---------- EXERCISE MATERIALS ----------

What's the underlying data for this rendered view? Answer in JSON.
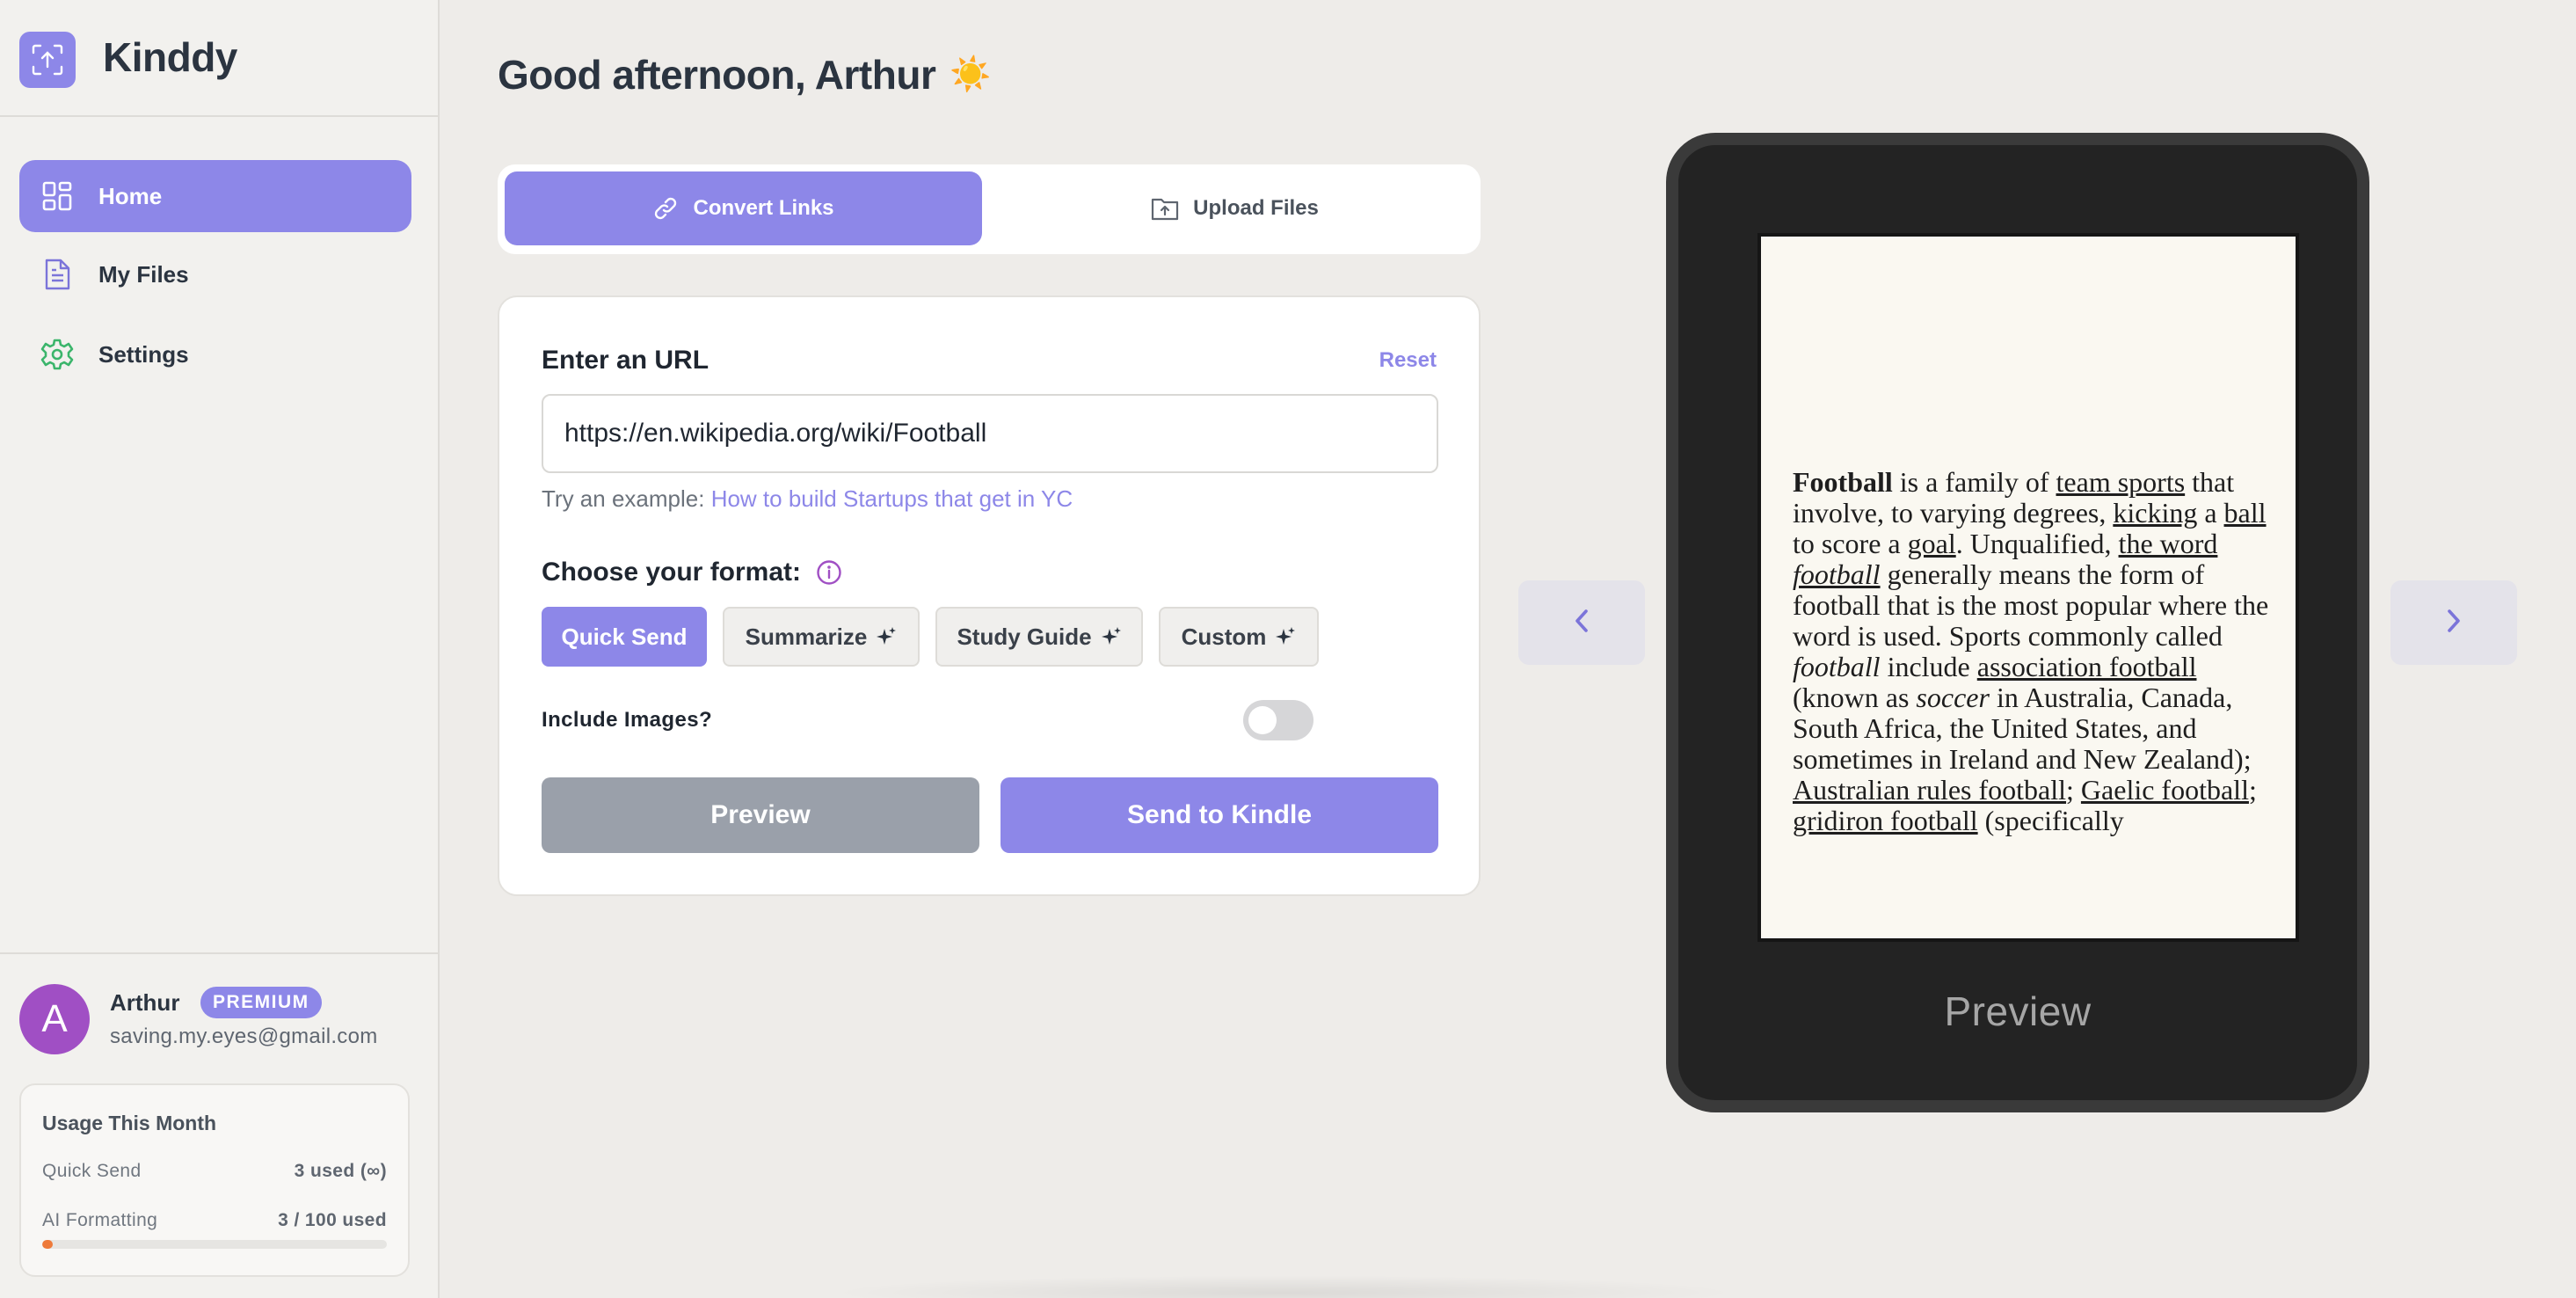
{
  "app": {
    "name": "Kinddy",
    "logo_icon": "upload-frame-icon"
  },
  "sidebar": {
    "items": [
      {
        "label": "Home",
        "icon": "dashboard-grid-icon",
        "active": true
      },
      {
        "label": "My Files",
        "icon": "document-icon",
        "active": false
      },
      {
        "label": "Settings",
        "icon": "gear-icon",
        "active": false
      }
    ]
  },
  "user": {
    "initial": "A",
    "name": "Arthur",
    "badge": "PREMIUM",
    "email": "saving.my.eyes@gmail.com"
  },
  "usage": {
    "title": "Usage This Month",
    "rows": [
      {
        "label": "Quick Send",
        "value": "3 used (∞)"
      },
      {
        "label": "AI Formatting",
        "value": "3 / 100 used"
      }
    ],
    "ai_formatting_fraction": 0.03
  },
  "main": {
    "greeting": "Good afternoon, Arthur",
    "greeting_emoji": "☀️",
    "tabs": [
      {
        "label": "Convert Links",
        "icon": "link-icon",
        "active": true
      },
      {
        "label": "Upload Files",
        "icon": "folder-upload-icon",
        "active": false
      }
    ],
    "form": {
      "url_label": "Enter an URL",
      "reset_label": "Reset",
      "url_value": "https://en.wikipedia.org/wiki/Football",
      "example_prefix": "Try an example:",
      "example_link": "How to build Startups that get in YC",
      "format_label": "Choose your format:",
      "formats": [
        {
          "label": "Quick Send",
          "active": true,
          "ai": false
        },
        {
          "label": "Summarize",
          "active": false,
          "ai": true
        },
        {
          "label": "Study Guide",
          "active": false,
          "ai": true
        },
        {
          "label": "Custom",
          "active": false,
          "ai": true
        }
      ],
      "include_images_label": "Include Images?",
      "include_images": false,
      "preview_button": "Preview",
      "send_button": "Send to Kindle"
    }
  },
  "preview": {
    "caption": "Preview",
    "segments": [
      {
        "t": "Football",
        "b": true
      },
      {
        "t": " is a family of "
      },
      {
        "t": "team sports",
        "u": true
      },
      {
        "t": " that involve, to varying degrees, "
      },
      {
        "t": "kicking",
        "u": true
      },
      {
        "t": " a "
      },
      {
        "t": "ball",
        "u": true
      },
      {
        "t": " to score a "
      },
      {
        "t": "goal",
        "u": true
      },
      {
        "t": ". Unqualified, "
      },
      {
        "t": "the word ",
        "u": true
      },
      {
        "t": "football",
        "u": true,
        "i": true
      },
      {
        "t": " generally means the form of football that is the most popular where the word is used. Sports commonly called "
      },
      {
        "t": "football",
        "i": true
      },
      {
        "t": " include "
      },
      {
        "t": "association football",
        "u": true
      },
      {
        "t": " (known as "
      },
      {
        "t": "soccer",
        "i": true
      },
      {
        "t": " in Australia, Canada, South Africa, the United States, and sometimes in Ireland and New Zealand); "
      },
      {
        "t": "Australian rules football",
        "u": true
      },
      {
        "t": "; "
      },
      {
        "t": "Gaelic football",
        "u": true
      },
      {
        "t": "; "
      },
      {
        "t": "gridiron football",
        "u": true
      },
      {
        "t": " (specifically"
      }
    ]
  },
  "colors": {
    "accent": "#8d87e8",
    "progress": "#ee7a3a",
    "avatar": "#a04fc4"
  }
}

----------

-- GIVEN EXERCISE --
Look through the material and say how many lines hold "icon". Give the number only.

-- ANSWER TO THIS TASK --
6